[EXERCISE REQUIREMENTS] Give the material again in full, matching it exactly.

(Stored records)
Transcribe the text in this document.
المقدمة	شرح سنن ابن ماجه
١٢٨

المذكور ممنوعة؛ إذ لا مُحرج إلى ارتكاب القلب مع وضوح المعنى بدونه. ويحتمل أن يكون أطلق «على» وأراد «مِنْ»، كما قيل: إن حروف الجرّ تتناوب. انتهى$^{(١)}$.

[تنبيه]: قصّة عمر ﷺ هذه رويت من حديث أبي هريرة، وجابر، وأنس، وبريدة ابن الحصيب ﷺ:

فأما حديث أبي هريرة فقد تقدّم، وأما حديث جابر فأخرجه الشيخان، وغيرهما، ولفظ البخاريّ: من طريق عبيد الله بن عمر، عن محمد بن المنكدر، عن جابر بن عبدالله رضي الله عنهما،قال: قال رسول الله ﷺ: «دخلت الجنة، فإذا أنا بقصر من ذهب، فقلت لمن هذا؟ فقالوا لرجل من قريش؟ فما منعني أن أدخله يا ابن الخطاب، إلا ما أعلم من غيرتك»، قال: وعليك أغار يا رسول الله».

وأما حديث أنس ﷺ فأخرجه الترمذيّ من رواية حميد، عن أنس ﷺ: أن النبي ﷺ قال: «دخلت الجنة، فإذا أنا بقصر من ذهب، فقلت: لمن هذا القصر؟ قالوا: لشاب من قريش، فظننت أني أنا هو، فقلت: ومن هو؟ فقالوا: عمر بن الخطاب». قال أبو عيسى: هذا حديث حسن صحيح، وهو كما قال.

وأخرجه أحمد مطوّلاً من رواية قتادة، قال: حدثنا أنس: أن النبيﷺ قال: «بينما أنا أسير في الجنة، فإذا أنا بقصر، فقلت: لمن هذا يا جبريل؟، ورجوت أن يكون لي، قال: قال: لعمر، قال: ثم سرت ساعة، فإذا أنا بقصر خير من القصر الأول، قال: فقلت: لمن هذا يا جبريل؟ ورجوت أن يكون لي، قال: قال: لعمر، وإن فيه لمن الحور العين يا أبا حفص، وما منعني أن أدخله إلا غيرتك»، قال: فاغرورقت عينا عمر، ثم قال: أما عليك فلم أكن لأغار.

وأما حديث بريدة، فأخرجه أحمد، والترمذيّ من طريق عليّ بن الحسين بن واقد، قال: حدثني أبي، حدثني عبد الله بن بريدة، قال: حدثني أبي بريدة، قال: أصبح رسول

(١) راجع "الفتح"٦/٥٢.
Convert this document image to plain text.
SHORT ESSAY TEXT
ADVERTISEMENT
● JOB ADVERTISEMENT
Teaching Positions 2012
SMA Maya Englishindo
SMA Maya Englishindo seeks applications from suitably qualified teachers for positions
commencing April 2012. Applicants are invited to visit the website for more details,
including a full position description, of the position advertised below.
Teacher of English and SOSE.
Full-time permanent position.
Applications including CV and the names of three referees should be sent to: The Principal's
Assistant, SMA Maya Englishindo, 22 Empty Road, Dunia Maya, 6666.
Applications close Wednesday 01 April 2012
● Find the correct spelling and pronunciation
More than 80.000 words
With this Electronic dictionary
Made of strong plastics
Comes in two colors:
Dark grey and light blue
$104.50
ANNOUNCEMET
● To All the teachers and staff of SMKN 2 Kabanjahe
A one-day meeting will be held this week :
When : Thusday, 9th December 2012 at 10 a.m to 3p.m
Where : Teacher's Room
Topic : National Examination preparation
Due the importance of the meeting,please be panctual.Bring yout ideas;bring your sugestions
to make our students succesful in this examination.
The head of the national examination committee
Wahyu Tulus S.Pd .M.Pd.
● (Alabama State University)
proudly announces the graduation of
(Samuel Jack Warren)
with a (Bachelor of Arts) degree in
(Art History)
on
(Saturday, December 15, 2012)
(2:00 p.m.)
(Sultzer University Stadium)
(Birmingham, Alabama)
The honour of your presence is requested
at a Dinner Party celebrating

[PROBLEM SOLUTION]
Transcribe the text in this document.
المقدمة	شرح سنن ابن ماجه
١٢٨

المذكور ممنوعة؛ إذ لا مُحرج إلى ارتكاب القلب مع وضوح المعنى بدونه. ويحتمل أن يكون أطلق «على» وأراد «مِنْ»، كما قيل: إن حروف الجرّ تتناوب. انتهى$^{(١)}$.

[تنبيه]: قصّة عمر ﷺ هذه رويت من حديث أبي هريرة، وجابر، وأنس، وبريدة ابن الحصيب ﷺ:

فأما حديث أبي هريرة فقد تقدّم، وأما حديث جابر فأخرجه الشيخان، وغيرهما، ولفظ البخاريّ: من طريق عبيد الله بن عمر، عن محمد بن المنكدر، عن جابر بن عبدالله رضي الله عنهما،قال: قال رسول الله ﷺ: «دخلت الجنة، فإذا أنا بقصر من ذهب، فقلت لمن هذا؟ فقالوا لرجل من قريش؟ فما منعني أن أدخله يا ابن الخطاب، إلا ما أعلم من غيرتك»، قال: وعليك أغار يا رسول الله».

وأما حديث أنس ﷺ فأخرجه الترمذيّ من رواية حميد، عن أنس ﷺ: أن النبي ﷺ قال: «دخلت الجنة، فإذا أنا بقصر من ذهب، فقلت: لمن هذا القصر؟ قالوا: لشاب من قريش، فظننت أني أنا هو، فقلت: ومن هو؟ فقالوا: عمر بن الخطاب». قال أبو عيسى: هذا حديث حسن صحيح، وهو كما قال.

وأخرجه أحمد مطوّلاً من رواية قتادة، قال: حدثنا أنس: أن النبيﷺ قال: «بينما أنا أسير في الجنة، فإذا أنا بقصر، فقلت: لمن هذا يا جبريل؟، ورجوت أن يكون لي، قال: قال: لعمر، قال: ثم سرت ساعة، فإذا أنا بقصر خير من القصر الأول، قال: فقلت: لمن هذا يا جبريل؟ ورجوت أن يكون لي، قال: قال: لعمر، وإن فيه لمن الحور العين يا أبا حفص، وما منعني أن أدخله إلا غيرتك»، قال: فاغرورقت عينا عمر، ثم قال: أما عليك فلم أكن لأغار.

وأما حديث بريدة، فأخرجه أحمد، والترمذيّ من طريق عليّ بن الحسين بن واقد، قال: حدثني أبي، حدثني عبد الله بن بريدة، قال: حدثني أبي بريدة، قال: أصبح رسول

(١) راجع "الفتح"٦/٥٢.
Convert this document image to plain text.
SHORT ESSAY TEXT
ADVERTISEMENT
● JOB ADVERTISEMENT
Teaching Positions 2012
SMA Maya Englishindo
SMA Maya Englishindo seeks applications from suitably qualified teachers for positions
commencing April 2012. Applicants are invited to visit the website for more details,
including a full position description, of the position advertised below.
Teacher of English and SOSE.
Full-time permanent position.
Applications including CV and the names of three referees should be sent to: The Principal's
Assistant, SMA Maya Englishindo, 22 Empty Road, Dunia Maya, 6666.
Applications close Wednesday 01 April 2012
● Find the correct spelling and pronunciation
More than 80.000 words
With this Electronic dictionary
Made of strong plastics
Comes in two colors:
Dark grey and light blue
$104.50
ANNOUNCEMET
● To All the teachers and staff of SMKN 2 Kabanjahe
A one-day meeting will be held this week :
When : Thusday, 9th December 2012 at 10 a.m to 3p.m
Where : Teacher's Room
Topic : National Examination preparation
Due the importance of the meeting,please be panctual.Bring yout ideas;bring your sugestions
to make our students succesful in this examination.
The head of the national examination committee
Wahyu Tulus S.Pd .M.Pd.
● (Alabama State University)
proudly announces the graduation of
(Samuel Jack Warren)
with a (Bachelor of Arts) degree in
(Art History)
on
(Saturday, December 15, 2012)
(2:00 p.m.)
(Sultzer University Stadium)
(Birmingham, Alabama)
The honour of your presence is requested
at a Dinner Party celebrating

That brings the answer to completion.